• _Direction_: Transcribe every line, keeping it exact.

** BEGIN The input **

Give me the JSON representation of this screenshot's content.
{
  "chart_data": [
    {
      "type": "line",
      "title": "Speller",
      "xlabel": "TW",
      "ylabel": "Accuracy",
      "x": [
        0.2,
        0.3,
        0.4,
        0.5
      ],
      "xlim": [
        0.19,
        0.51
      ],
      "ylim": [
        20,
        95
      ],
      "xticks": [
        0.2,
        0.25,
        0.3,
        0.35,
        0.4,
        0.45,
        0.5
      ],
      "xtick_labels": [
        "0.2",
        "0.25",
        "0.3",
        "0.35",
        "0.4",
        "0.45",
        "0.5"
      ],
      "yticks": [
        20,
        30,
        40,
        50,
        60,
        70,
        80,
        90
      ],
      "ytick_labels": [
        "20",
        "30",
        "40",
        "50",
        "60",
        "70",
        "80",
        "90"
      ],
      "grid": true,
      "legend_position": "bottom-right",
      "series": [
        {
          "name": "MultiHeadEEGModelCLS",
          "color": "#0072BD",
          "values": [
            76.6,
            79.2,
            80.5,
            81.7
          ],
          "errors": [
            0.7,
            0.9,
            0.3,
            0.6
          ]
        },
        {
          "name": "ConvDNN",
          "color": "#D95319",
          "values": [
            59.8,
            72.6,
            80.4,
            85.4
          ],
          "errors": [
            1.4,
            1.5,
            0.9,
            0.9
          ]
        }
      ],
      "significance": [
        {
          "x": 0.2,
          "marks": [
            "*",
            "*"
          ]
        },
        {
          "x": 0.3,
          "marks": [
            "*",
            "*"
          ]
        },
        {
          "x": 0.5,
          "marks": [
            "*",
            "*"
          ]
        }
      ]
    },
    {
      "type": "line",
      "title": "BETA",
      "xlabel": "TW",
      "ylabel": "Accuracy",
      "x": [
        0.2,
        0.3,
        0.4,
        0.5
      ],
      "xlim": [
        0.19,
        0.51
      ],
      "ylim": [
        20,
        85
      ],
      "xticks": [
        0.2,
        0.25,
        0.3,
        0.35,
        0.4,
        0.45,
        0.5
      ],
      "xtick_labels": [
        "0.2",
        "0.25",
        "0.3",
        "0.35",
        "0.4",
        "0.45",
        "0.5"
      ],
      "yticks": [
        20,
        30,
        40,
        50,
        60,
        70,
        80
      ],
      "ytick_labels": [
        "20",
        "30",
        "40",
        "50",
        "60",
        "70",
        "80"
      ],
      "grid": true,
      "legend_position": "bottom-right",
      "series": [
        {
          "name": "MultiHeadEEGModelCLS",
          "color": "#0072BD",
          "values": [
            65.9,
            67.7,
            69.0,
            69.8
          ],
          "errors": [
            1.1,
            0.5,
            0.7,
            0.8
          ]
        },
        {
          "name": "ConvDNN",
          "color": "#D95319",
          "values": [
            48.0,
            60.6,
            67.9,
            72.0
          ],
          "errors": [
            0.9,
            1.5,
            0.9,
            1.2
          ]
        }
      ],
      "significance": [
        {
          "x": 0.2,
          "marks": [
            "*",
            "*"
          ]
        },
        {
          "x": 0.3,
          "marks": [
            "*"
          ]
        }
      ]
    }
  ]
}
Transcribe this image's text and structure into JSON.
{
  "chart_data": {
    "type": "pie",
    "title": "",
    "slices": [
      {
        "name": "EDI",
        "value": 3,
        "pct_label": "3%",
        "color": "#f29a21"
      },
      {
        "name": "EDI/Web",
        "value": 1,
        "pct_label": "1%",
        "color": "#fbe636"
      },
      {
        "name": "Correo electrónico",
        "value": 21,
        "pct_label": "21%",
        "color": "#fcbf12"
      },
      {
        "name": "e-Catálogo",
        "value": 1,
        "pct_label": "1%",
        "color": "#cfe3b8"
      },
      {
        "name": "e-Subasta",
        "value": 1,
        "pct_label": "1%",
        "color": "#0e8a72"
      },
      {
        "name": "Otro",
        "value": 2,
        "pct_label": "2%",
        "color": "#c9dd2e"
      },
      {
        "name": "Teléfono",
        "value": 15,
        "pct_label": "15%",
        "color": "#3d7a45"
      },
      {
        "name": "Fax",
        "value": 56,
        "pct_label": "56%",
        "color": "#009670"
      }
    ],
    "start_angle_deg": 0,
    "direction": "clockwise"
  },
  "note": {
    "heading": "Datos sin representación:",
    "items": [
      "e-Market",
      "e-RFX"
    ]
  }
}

** END The input **

• _Task result_:
Give me the JSON representation of this screenshot's content.
{
  "chart_data": [
    {
      "type": "line",
      "title": "Speller",
      "xlabel": "TW",
      "ylabel": "Accuracy",
      "x": [
        0.2,
        0.3,
        0.4,
        0.5
      ],
      "xlim": [
        0.19,
        0.51
      ],
      "ylim": [
        20,
        95
      ],
      "xticks": [
        0.2,
        0.25,
        0.3,
        0.35,
        0.4,
        0.45,
        0.5
      ],
      "xtick_labels": [
        "0.2",
        "0.25",
        "0.3",
        "0.35",
        "0.4",
        "0.45",
        "0.5"
      ],
      "yticks": [
        20,
        30,
        40,
        50,
        60,
        70,
        80,
        90
      ],
      "ytick_labels": [
        "20",
        "30",
        "40",
        "50",
        "60",
        "70",
        "80",
        "90"
      ],
      "grid": true,
      "legend_position": "bottom-right",
      "series": [
        {
          "name": "MultiHeadEEGModelCLS",
          "color": "#0072BD",
          "values": [
            76.6,
            79.2,
            80.5,
            81.7
          ],
          "errors": [
            0.7,
            0.9,
            0.3,
            0.6
          ]
        },
        {
          "name": "ConvDNN",
          "color": "#D95319",
          "values": [
            59.8,
            72.6,
            80.4,
            85.4
          ],
          "errors": [
            1.4,
            1.5,
            0.9,
            0.9
          ]
        }
      ],
      "significance": [
        {
          "x": 0.2,
          "marks": [
            "*",
            "*"
          ]
        },
        {
          "x": 0.3,
          "marks": [
            "*",
            "*"
          ]
        },
        {
          "x": 0.5,
          "marks": [
            "*",
            "*"
          ]
        }
      ]
    },
    {
      "type": "line",
      "title": "BETA",
      "xlabel": "TW",
      "ylabel": "Accuracy",
      "x": [
        0.2,
        0.3,
        0.4,
        0.5
      ],
      "xlim": [
        0.19,
        0.51
      ],
      "ylim": [
        20,
        85
      ],
      "xticks": [
        0.2,
        0.25,
        0.3,
        0.35,
        0.4,
        0.45,
        0.5
      ],
      "xtick_labels": [
        "0.2",
        "0.25",
        "0.3",
        "0.35",
        "0.4",
        "0.45",
        "0.5"
      ],
      "yticks": [
        20,
        30,
        40,
        50,
        60,
        70,
        80
      ],
      "ytick_labels": [
        "20",
        "30",
        "40",
        "50",
        "60",
        "70",
        "80"
      ],
      "grid": true,
      "legend_position": "bottom-right",
      "series": [
        {
          "name": "MultiHeadEEGModelCLS",
          "color": "#0072BD",
          "values": [
            65.9,
            67.7,
            69.0,
            69.8
          ],
          "errors": [
            1.1,
            0.5,
            0.7,
            0.8
          ]
        },
        {
          "name": "ConvDNN",
          "color": "#D95319",
          "values": [
            48.0,
            60.6,
            67.9,
            72.0
          ],
          "errors": [
            0.9,
            1.5,
            0.9,
            1.2
          ]
        }
      ],
      "significance": [
        {
          "x": 0.2,
          "marks": [
            "*",
            "*"
          ]
        },
        {
          "x": 0.3,
          "marks": [
            "*"
          ]
        }
      ]
    }
  ]
}
Transcribe this image's text and structure into JSON.
{
  "chart_data": {
    "type": "pie",
    "title": "",
    "slices": [
      {
        "name": "EDI",
        "value": 3,
        "pct_label": "3%",
        "color": "#f29a21"
      },
      {
        "name": "EDI/Web",
        "value": 1,
        "pct_label": "1%",
        "color": "#fbe636"
      },
      {
        "name": "Correo electrónico",
        "value": 21,
        "pct_label": "21%",
        "color": "#fcbf12"
      },
      {
        "name": "e-Catálogo",
        "value": 1,
        "pct_label": "1%",
        "color": "#cfe3b8"
      },
      {
        "name": "e-Subasta",
        "value": 1,
        "pct_label": "1%",
        "color": "#0e8a72"
      },
      {
        "name": "Otro",
        "value": 2,
        "pct_label": "2%",
        "color": "#c9dd2e"
      },
      {
        "name": "Teléfono",
        "value": 15,
        "pct_label": "15%",
        "color": "#3d7a45"
      },
      {
        "name": "Fax",
        "value": 56,
        "pct_label": "56%",
        "color": "#009670"
      }
    ],
    "start_angle_deg": 0,
    "direction": "clockwise"
  },
  "note": {
    "heading": "Datos sin representación:",
    "items": [
      "e-Market",
      "e-RFX"
    ]
  }
}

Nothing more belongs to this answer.